* **Written instruction**
Reproduce all the entries exactly and keep the pictures out.
-- Start of Input material --
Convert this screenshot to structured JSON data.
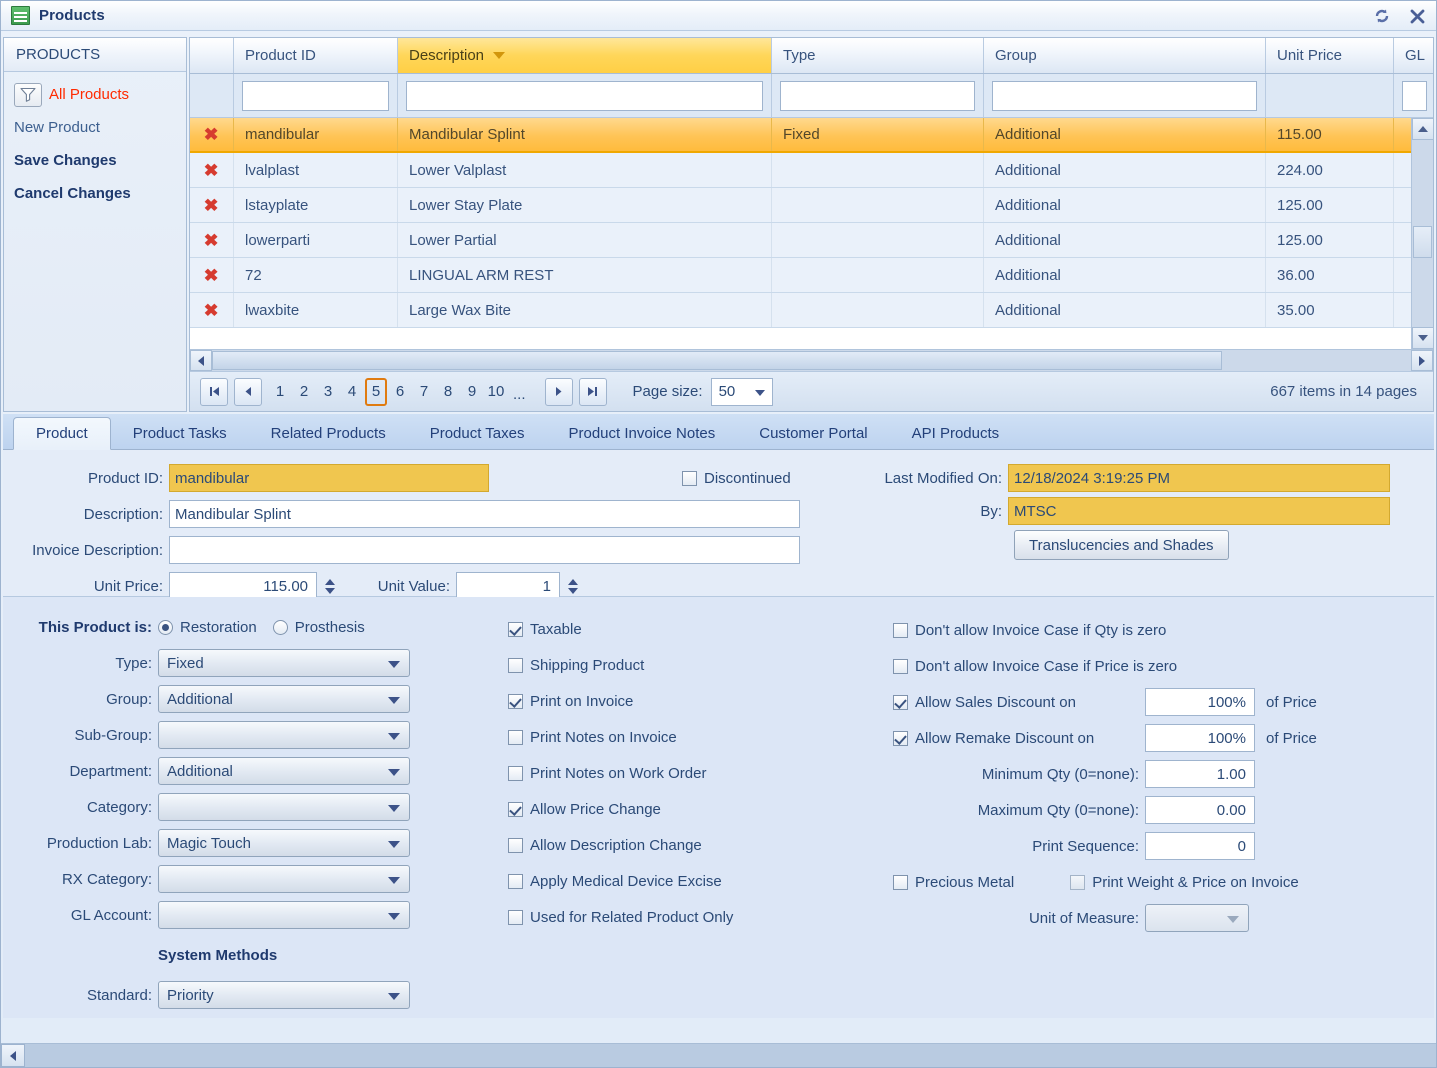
{
  "window": {
    "title": "Products",
    "icon": "document-list-icon",
    "refresh_icon": "refresh-icon",
    "close_icon": "close-icon"
  },
  "sidebar": {
    "header": "PRODUCTS",
    "filter_icon": "funnel-icon",
    "items": [
      {
        "label": "All Products",
        "style": "red"
      },
      {
        "label": "New Product",
        "style": "plain"
      },
      {
        "label": "Save Changes",
        "style": "bold"
      },
      {
        "label": "Cancel Changes",
        "style": "bold"
      }
    ]
  },
  "grid": {
    "columns": [
      {
        "key": "x",
        "label": ""
      },
      {
        "key": "id",
        "label": "Product ID"
      },
      {
        "key": "desc",
        "label": "Description",
        "sorted": true,
        "sort_dir": "desc"
      },
      {
        "key": "type",
        "label": "Type"
      },
      {
        "key": "group",
        "label": "Group"
      },
      {
        "key": "price",
        "label": "Unit Price"
      },
      {
        "key": "gl",
        "label": "GL"
      }
    ],
    "filters": {
      "id": "",
      "desc": "",
      "type": "",
      "group": "",
      "price": "",
      "gl": ""
    },
    "rows": [
      {
        "id": "mandibular",
        "desc": "Mandibular Splint",
        "type": "Fixed",
        "group": "Additional",
        "price": "115.00",
        "selected": true
      },
      {
        "id": "lvalplast",
        "desc": "Lower Valplast",
        "type": "",
        "group": "Additional",
        "price": "224.00",
        "selected": false
      },
      {
        "id": "lstayplate",
        "desc": "Lower Stay Plate",
        "type": "",
        "group": "Additional",
        "price": "125.00",
        "selected": false
      },
      {
        "id": "lowerparti",
        "desc": "Lower Partial",
        "type": "",
        "group": "Additional",
        "price": "125.00",
        "selected": false
      },
      {
        "id": "72",
        "desc": "LINGUAL ARM REST",
        "type": "",
        "group": "Additional",
        "price": "36.00",
        "selected": false
      },
      {
        "id": "lwaxbite",
        "desc": "Large Wax Bite",
        "type": "",
        "group": "Additional",
        "price": "35.00",
        "selected": false
      }
    ]
  },
  "pager": {
    "first_icon": "first-page-icon",
    "prev_icon": "prev-page-icon",
    "next_icon": "next-page-icon",
    "last_icon": "last-page-icon",
    "pages": [
      "1",
      "2",
      "3",
      "4",
      "5",
      "6",
      "7",
      "8",
      "9",
      "10"
    ],
    "current_page": "5",
    "ellipsis": "...",
    "page_size_label": "Page size:",
    "page_size_value": "50",
    "items_count": "667 items in 14 pages"
  },
  "tabs": [
    {
      "label": "Product",
      "active": true
    },
    {
      "label": "Product Tasks",
      "active": false
    },
    {
      "label": "Related Products",
      "active": false
    },
    {
      "label": "Product Taxes",
      "active": false
    },
    {
      "label": "Product Invoice Notes",
      "active": false
    },
    {
      "label": "Customer Portal",
      "active": false
    },
    {
      "label": "API Products",
      "active": false
    }
  ],
  "form_top": {
    "product_id_label": "Product ID:",
    "product_id_value": "mandibular",
    "description_label": "Description:",
    "description_value": "Mandibular Splint",
    "invoice_description_label": "Invoice Description:",
    "invoice_description_value": "",
    "unit_price_label": "Unit Price:",
    "unit_price_value": "115.00",
    "unit_value_label": "Unit Value:",
    "unit_value_value": "1",
    "discontinued_label": "Discontinued",
    "discontinued_checked": false,
    "last_modified_label": "Last Modified On:",
    "last_modified_value": "12/18/2024 3:19:25 PM",
    "by_label": "By:",
    "by_value": "MTSC",
    "translucencies_button": "Translucencies and Shades"
  },
  "form_bottom": {
    "product_is_label": "This Product is:",
    "restoration_label": "Restoration",
    "restoration_selected": true,
    "prosthesis_label": "Prosthesis",
    "prosthesis_selected": false,
    "dropdowns": [
      {
        "label": "Type:",
        "value": "Fixed",
        "disabled": false
      },
      {
        "label": "Group:",
        "value": "Additional",
        "disabled": false
      },
      {
        "label": "Sub-Group:",
        "value": "",
        "disabled": false
      },
      {
        "label": "Department:",
        "value": "Additional",
        "disabled": false
      },
      {
        "label": "Category:",
        "value": "",
        "disabled": false
      },
      {
        "label": "Production Lab:",
        "value": "Magic Touch",
        "disabled": false
      },
      {
        "label": "RX Category:",
        "value": "",
        "disabled": false
      },
      {
        "label": "GL Account:",
        "value": "",
        "disabled": false
      }
    ],
    "system_methods_title": "System Methods",
    "standard_label": "Standard:",
    "standard_value": "Priority",
    "checkboxes_mid": [
      {
        "label": "Taxable",
        "checked": true
      },
      {
        "label": "Shipping Product",
        "checked": false
      },
      {
        "label": "Print on Invoice",
        "checked": true
      },
      {
        "label": "Print Notes on Invoice",
        "checked": false
      },
      {
        "label": "Print Notes on Work Order",
        "checked": false
      },
      {
        "label": "Allow Price Change",
        "checked": true
      },
      {
        "label": "Allow Description Change",
        "checked": false
      },
      {
        "label": "Apply Medical Device Excise",
        "checked": false
      },
      {
        "label": "Used for Related Product Only",
        "checked": false
      }
    ],
    "right": {
      "no_invoice_qty_zero_label": "Don't allow Invoice Case if Qty is zero",
      "no_invoice_qty_zero_checked": false,
      "no_invoice_price_zero_label": "Don't allow Invoice Case if Price is zero",
      "no_invoice_price_zero_checked": false,
      "sales_discount_label": "Allow Sales Discount on",
      "sales_discount_checked": true,
      "sales_discount_value": "100%",
      "sales_discount_suffix": "of Price",
      "remake_discount_label": "Allow Remake Discount on",
      "remake_discount_checked": true,
      "remake_discount_value": "100%",
      "remake_discount_suffix": "of Price",
      "min_qty_label": "Minimum Qty (0=none):",
      "min_qty_value": "1.00",
      "max_qty_label": "Maximum Qty (0=none):",
      "max_qty_value": "0.00",
      "print_sequence_label": "Print Sequence:",
      "print_sequence_value": "0",
      "precious_metal_label": "Precious Metal",
      "precious_metal_checked": false,
      "print_weight_label": "Print Weight & Price on Invoice",
      "print_weight_checked": false,
      "unit_of_measure_label": "Unit of Measure:",
      "unit_of_measure_value": ""
    }
  }
}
-- End of Input material --
* **Output of the task**
Convert this screenshot to structured JSON data.
{
  "window": {
    "title": "Products",
    "icon": "document-list-icon",
    "refresh_icon": "refresh-icon",
    "close_icon": "close-icon"
  },
  "sidebar": {
    "header": "PRODUCTS",
    "filter_icon": "funnel-icon",
    "items": [
      {
        "label": "All Products",
        "style": "red"
      },
      {
        "label": "New Product",
        "style": "plain"
      },
      {
        "label": "Save Changes",
        "style": "bold"
      },
      {
        "label": "Cancel Changes",
        "style": "bold"
      }
    ]
  },
  "grid": {
    "columns": [
      {
        "key": "x",
        "label": ""
      },
      {
        "key": "id",
        "label": "Product ID"
      },
      {
        "key": "desc",
        "label": "Description",
        "sorted": true,
        "sort_dir": "desc"
      },
      {
        "key": "type",
        "label": "Type"
      },
      {
        "key": "group",
        "label": "Group"
      },
      {
        "key": "price",
        "label": "Unit Price"
      },
      {
        "key": "gl",
        "label": "GL"
      }
    ],
    "filters": {
      "id": "",
      "desc": "",
      "type": "",
      "group": "",
      "price": "",
      "gl": ""
    },
    "rows": [
      {
        "id": "mandibular",
        "desc": "Mandibular Splint",
        "type": "Fixed",
        "group": "Additional",
        "price": "115.00",
        "selected": true
      },
      {
        "id": "lvalplast",
        "desc": "Lower Valplast",
        "type": "",
        "group": "Additional",
        "price": "224.00",
        "selected": false
      },
      {
        "id": "lstayplate",
        "desc": "Lower Stay Plate",
        "type": "",
        "group": "Additional",
        "price": "125.00",
        "selected": false
      },
      {
        "id": "lowerparti",
        "desc": "Lower Partial",
        "type": "",
        "group": "Additional",
        "price": "125.00",
        "selected": false
      },
      {
        "id": "72",
        "desc": "LINGUAL ARM REST",
        "type": "",
        "group": "Additional",
        "price": "36.00",
        "selected": false
      },
      {
        "id": "lwaxbite",
        "desc": "Large Wax Bite",
        "type": "",
        "group": "Additional",
        "price": "35.00",
        "selected": false
      }
    ]
  },
  "pager": {
    "first_icon": "first-page-icon",
    "prev_icon": "prev-page-icon",
    "next_icon": "next-page-icon",
    "last_icon": "last-page-icon",
    "pages": [
      "1",
      "2",
      "3",
      "4",
      "5",
      "6",
      "7",
      "8",
      "9",
      "10"
    ],
    "current_page": "5",
    "ellipsis": "...",
    "page_size_label": "Page size:",
    "page_size_value": "50",
    "items_count": "667 items in 14 pages"
  },
  "tabs": [
    {
      "label": "Product",
      "active": true
    },
    {
      "label": "Product Tasks",
      "active": false
    },
    {
      "label": "Related Products",
      "active": false
    },
    {
      "label": "Product Taxes",
      "active": false
    },
    {
      "label": "Product Invoice Notes",
      "active": false
    },
    {
      "label": "Customer Portal",
      "active": false
    },
    {
      "label": "API Products",
      "active": false
    }
  ],
  "form_top": {
    "product_id_label": "Product ID:",
    "product_id_value": "mandibular",
    "description_label": "Description:",
    "description_value": "Mandibular Splint",
    "invoice_description_label": "Invoice Description:",
    "invoice_description_value": "",
    "unit_price_label": "Unit Price:",
    "unit_price_value": "115.00",
    "unit_value_label": "Unit Value:",
    "unit_value_value": "1",
    "discontinued_label": "Discontinued",
    "discontinued_checked": false,
    "last_modified_label": "Last Modified On:",
    "last_modified_value": "12/18/2024 3:19:25 PM",
    "by_label": "By:",
    "by_value": "MTSC",
    "translucencies_button": "Translucencies and Shades"
  },
  "form_bottom": {
    "product_is_label": "This Product is:",
    "restoration_label": "Restoration",
    "restoration_selected": true,
    "prosthesis_label": "Prosthesis",
    "prosthesis_selected": false,
    "dropdowns": [
      {
        "label": "Type:",
        "value": "Fixed",
        "disabled": false
      },
      {
        "label": "Group:",
        "value": "Additional",
        "disabled": false
      },
      {
        "label": "Sub-Group:",
        "value": "",
        "disabled": false
      },
      {
        "label": "Department:",
        "value": "Additional",
        "disabled": false
      },
      {
        "label": "Category:",
        "value": "",
        "disabled": false
      },
      {
        "label": "Production Lab:",
        "value": "Magic Touch",
        "disabled": false
      },
      {
        "label": "RX Category:",
        "value": "",
        "disabled": false
      },
      {
        "label": "GL Account:",
        "value": "",
        "disabled": false
      }
    ],
    "system_methods_title": "System Methods",
    "standard_label": "Standard:",
    "standard_value": "Priority",
    "checkboxes_mid": [
      {
        "label": "Taxable",
        "checked": true
      },
      {
        "label": "Shipping Product",
        "checked": false
      },
      {
        "label": "Print on Invoice",
        "checked": true
      },
      {
        "label": "Print Notes on Invoice",
        "checked": false
      },
      {
        "label": "Print Notes on Work Order",
        "checked": false
      },
      {
        "label": "Allow Price Change",
        "checked": true
      },
      {
        "label": "Allow Description Change",
        "checked": false
      },
      {
        "label": "Apply Medical Device Excise",
        "checked": false
      },
      {
        "label": "Used for Related Product Only",
        "checked": false
      }
    ],
    "right": {
      "no_invoice_qty_zero_label": "Don't allow Invoice Case if Qty is zero",
      "no_invoice_qty_zero_checked": false,
      "no_invoice_price_zero_label": "Don't allow Invoice Case if Price is zero",
      "no_invoice_price_zero_checked": false,
      "sales_discount_label": "Allow Sales Discount on",
      "sales_discount_checked": true,
      "sales_discount_value": "100%",
      "sales_discount_suffix": "of Price",
      "remake_discount_label": "Allow Remake Discount on",
      "remake_discount_checked": true,
      "remake_discount_value": "100%",
      "remake_discount_suffix": "of Price",
      "min_qty_label": "Minimum Qty (0=none):",
      "min_qty_value": "1.00",
      "max_qty_label": "Maximum Qty (0=none):",
      "max_qty_value": "0.00",
      "print_sequence_label": "Print Sequence:",
      "print_sequence_value": "0",
      "precious_metal_label": "Precious Metal",
      "precious_metal_checked": false,
      "print_weight_label": "Print Weight & Price on Invoice",
      "print_weight_checked": false,
      "unit_of_measure_label": "Unit of Measure:",
      "unit_of_measure_value": ""
    }
  }
}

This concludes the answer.